>> START

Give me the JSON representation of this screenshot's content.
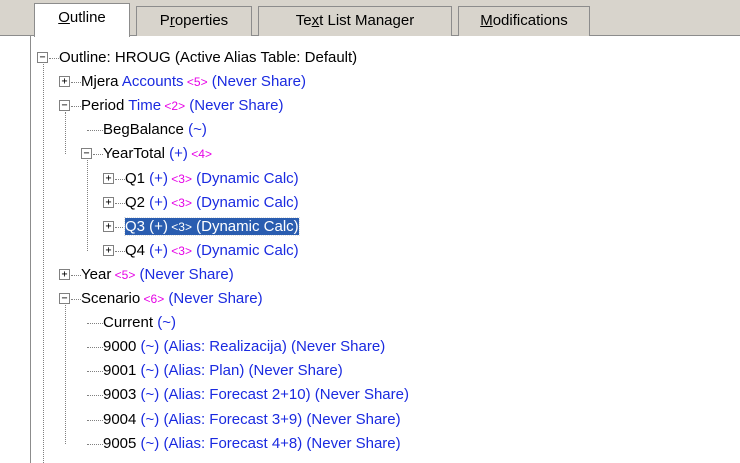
{
  "tabs": [
    {
      "label": "Outline",
      "underline_index": 0,
      "active": true
    },
    {
      "label": "Properties",
      "underline_index": 1,
      "active": false
    },
    {
      "label": "Text List Manager",
      "underline_index": 2,
      "active": false
    },
    {
      "label": "Modifications",
      "underline_index": 0,
      "active": false
    }
  ],
  "tree": {
    "root": {
      "name": "Outline: HROUG (Active Alias Table: Default)",
      "expanded": true
    },
    "nodes": [
      {
        "id": "mjera",
        "name": "Mjera",
        "parts": [
          {
            "t": " Accounts",
            "c": "attr"
          },
          {
            "t": " <5>",
            "c": "mag"
          },
          {
            "t": " (Never Share)",
            "c": "attr"
          }
        ],
        "expanded": false,
        "level": 1
      },
      {
        "id": "period",
        "name": "Period",
        "parts": [
          {
            "t": " Time",
            "c": "attr"
          },
          {
            "t": " <2>",
            "c": "mag"
          },
          {
            "t": " (Never Share)",
            "c": "attr"
          }
        ],
        "expanded": true,
        "level": 1
      },
      {
        "id": "begbalance",
        "name": "BegBalance",
        "parts": [
          {
            "t": " (~)",
            "c": "attr"
          }
        ],
        "leaf": true,
        "level": 2
      },
      {
        "id": "yeartotal",
        "name": "YearTotal",
        "parts": [
          {
            "t": " (+)",
            "c": "attr"
          },
          {
            "t": " <4>",
            "c": "mag"
          }
        ],
        "expanded": true,
        "level": 2
      },
      {
        "id": "q1",
        "name": "Q1",
        "parts": [
          {
            "t": " (+)",
            "c": "attr"
          },
          {
            "t": " <3>",
            "c": "mag"
          },
          {
            "t": " (Dynamic Calc)",
            "c": "attr"
          }
        ],
        "expanded": false,
        "level": 3
      },
      {
        "id": "q2",
        "name": "Q2",
        "parts": [
          {
            "t": " (+)",
            "c": "attr"
          },
          {
            "t": " <3>",
            "c": "mag"
          },
          {
            "t": " (Dynamic Calc)",
            "c": "attr"
          }
        ],
        "expanded": false,
        "level": 3
      },
      {
        "id": "q3",
        "name": "Q3",
        "parts": [
          {
            "t": " (+)",
            "c": "attr"
          },
          {
            "t": " <3>",
            "c": "mag"
          },
          {
            "t": " (Dynamic Calc)",
            "c": "attr"
          }
        ],
        "expanded": false,
        "level": 3,
        "selected": true
      },
      {
        "id": "q4",
        "name": "Q4",
        "parts": [
          {
            "t": " (+)",
            "c": "attr"
          },
          {
            "t": " <3>",
            "c": "mag"
          },
          {
            "t": " (Dynamic Calc)",
            "c": "attr"
          }
        ],
        "expanded": false,
        "level": 3
      },
      {
        "id": "year",
        "name": "Year",
        "parts": [
          {
            "t": " <5>",
            "c": "mag"
          },
          {
            "t": " (Never Share)",
            "c": "attr"
          }
        ],
        "expanded": false,
        "level": 1
      },
      {
        "id": "scenario",
        "name": "Scenario",
        "parts": [
          {
            "t": " <6>",
            "c": "mag"
          },
          {
            "t": " (Never Share)",
            "c": "attr"
          }
        ],
        "expanded": true,
        "level": 1
      },
      {
        "id": "current",
        "name": "Current",
        "parts": [
          {
            "t": " (~)",
            "c": "attr"
          }
        ],
        "leaf": true,
        "level": 2
      },
      {
        "id": "s9000",
        "name": "9000",
        "parts": [
          {
            "t": " (~) (Alias: Realizacija) (Never Share)",
            "c": "attr"
          }
        ],
        "leaf": true,
        "level": 2
      },
      {
        "id": "s9001",
        "name": "9001",
        "parts": [
          {
            "t": " (~) (Alias: Plan) (Never Share)",
            "c": "attr"
          }
        ],
        "leaf": true,
        "level": 2
      },
      {
        "id": "s9003",
        "name": "9003",
        "parts": [
          {
            "t": " (~) (Alias: Forecast 2+10) (Never Share)",
            "c": "attr"
          }
        ],
        "leaf": true,
        "level": 2
      },
      {
        "id": "s9004",
        "name": "9004",
        "parts": [
          {
            "t": " (~) (Alias: Forecast 3+9) (Never Share)",
            "c": "attr"
          }
        ],
        "leaf": true,
        "level": 2
      },
      {
        "id": "s9005",
        "name": "9005",
        "parts": [
          {
            "t": " (~) (Alias: Forecast 4+8) (Never Share)",
            "c": "attr"
          }
        ],
        "leaf": true,
        "level": 2
      }
    ]
  },
  "colors": {
    "name": "#000000",
    "attr": "#1a2ae0",
    "mag": "#e600e6",
    "selection": "#2a5db0"
  }
}
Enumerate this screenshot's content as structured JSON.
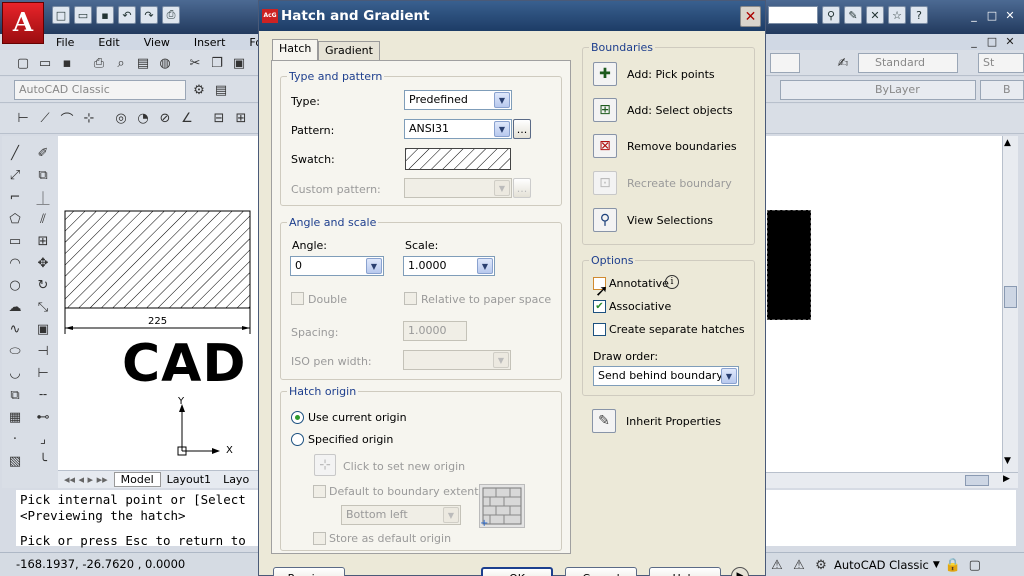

>> END

■ Required task ■
The records above are to be reproduced exactly; the pictures are to be left out.

■ Output for this exercise ■
Give me the JSON representation of this screenshot's content.
{
  "tabs": [
    {
      "label": "Outline",
      "underline_index": 0,
      "active": true
    },
    {
      "label": "Properties",
      "underline_index": 1,
      "active": false
    },
    {
      "label": "Text List Manager",
      "underline_index": 2,
      "active": false
    },
    {
      "label": "Modifications",
      "underline_index": 0,
      "active": false
    }
  ],
  "tree": {
    "root": {
      "name": "Outline: HROUG (Active Alias Table: Default)",
      "expanded": true
    },
    "nodes": [
      {
        "id": "mjera",
        "name": "Mjera",
        "parts": [
          {
            "t": " Accounts",
            "c": "attr"
          },
          {
            "t": " <5>",
            "c": "mag"
          },
          {
            "t": " (Never Share)",
            "c": "attr"
          }
        ],
        "expanded": false,
        "level": 1
      },
      {
        "id": "period",
        "name": "Period",
        "parts": [
          {
            "t": " Time",
            "c": "attr"
          },
          {
            "t": " <2>",
            "c": "mag"
          },
          {
            "t": " (Never Share)",
            "c": "attr"
          }
        ],
        "expanded": true,
        "level": 1
      },
      {
        "id": "begbalance",
        "name": "BegBalance",
        "parts": [
          {
            "t": " (~)",
            "c": "attr"
          }
        ],
        "leaf": true,
        "level": 2
      },
      {
        "id": "yeartotal",
        "name": "YearTotal",
        "parts": [
          {
            "t": " (+)",
            "c": "attr"
          },
          {
            "t": " <4>",
            "c": "mag"
          }
        ],
        "expanded": true,
        "level": 2
      },
      {
        "id": "q1",
        "name": "Q1",
        "parts": [
          {
            "t": " (+)",
            "c": "attr"
          },
          {
            "t": " <3>",
            "c": "mag"
          },
          {
            "t": " (Dynamic Calc)",
            "c": "attr"
          }
        ],
        "expanded": false,
        "level": 3
      },
      {
        "id": "q2",
        "name": "Q2",
        "parts": [
          {
            "t": " (+)",
            "c": "attr"
          },
          {
            "t": " <3>",
            "c": "mag"
          },
          {
            "t": " (Dynamic Calc)",
            "c": "attr"
          }
        ],
        "expanded": false,
        "level": 3
      },
      {
        "id": "q3",
        "name": "Q3",
        "parts": [
          {
            "t": " (+)",
            "c": "attr"
          },
          {
            "t": " <3>",
            "c": "mag"
          },
          {
            "t": " (Dynamic Calc)",
            "c": "attr"
          }
        ],
        "expanded": false,
        "level": 3,
        "selected": true
      },
      {
        "id": "q4",
        "name": "Q4",
        "parts": [
          {
            "t": " (+)",
            "c": "attr"
          },
          {
            "t": " <3>",
            "c": "mag"
          },
          {
            "t": " (Dynamic Calc)",
            "c": "attr"
          }
        ],
        "expanded": false,
        "level": 3
      },
      {
        "id": "year",
        "name": "Year",
        "parts": [
          {
            "t": " <5>",
            "c": "mag"
          },
          {
            "t": " (Never Share)",
            "c": "attr"
          }
        ],
        "expanded": false,
        "level": 1
      },
      {
        "id": "scenario",
        "name": "Scenario",
        "parts": [
          {
            "t": " <6>",
            "c": "mag"
          },
          {
            "t": " (Never Share)",
            "c": "attr"
          }
        ],
        "expanded": true,
        "level": 1
      },
      {
        "id": "current",
        "name": "Current",
        "parts": [
          {
            "t": " (~)",
            "c": "attr"
          }
        ],
        "leaf": true,
        "level": 2
      },
      {
        "id": "s9000",
        "name": "9000",
        "parts": [
          {
            "t": " (~) (Alias: Realizacija) (Never Share)",
            "c": "attr"
          }
        ],
        "leaf": true,
        "level": 2
      },
      {
        "id": "s9001",
        "name": "9001",
        "parts": [
          {
            "t": " (~) (Alias: Plan) (Never Share)",
            "c": "attr"
          }
        ],
        "leaf": true,
        "level": 2
      },
      {
        "id": "s9003",
        "name": "9003",
        "parts": [
          {
            "t": " (~) (Alias: Forecast 2+10) (Never Share)",
            "c": "attr"
          }
        ],
        "leaf": true,
        "level": 2
      },
      {
        "id": "s9004",
        "name": "9004",
        "parts": [
          {
            "t": " (~) (Alias: Forecast 3+9) (Never Share)",
            "c": "attr"
          }
        ],
        "leaf": true,
        "level": 2
      },
      {
        "id": "s9005",
        "name": "9005",
        "parts": [
          {
            "t": " (~) (Alias: Forecast 4+8) (Never Share)",
            "c": "attr"
          }
        ],
        "leaf": true,
        "level": 2
      }
    ]
  },
  "colors": {
    "name": "#000000",
    "attr": "#1a2ae0",
    "mag": "#e600e6",
    "selection": "#2a5db0"
  }
}
Enumerate this screenshot's content as structured JSON.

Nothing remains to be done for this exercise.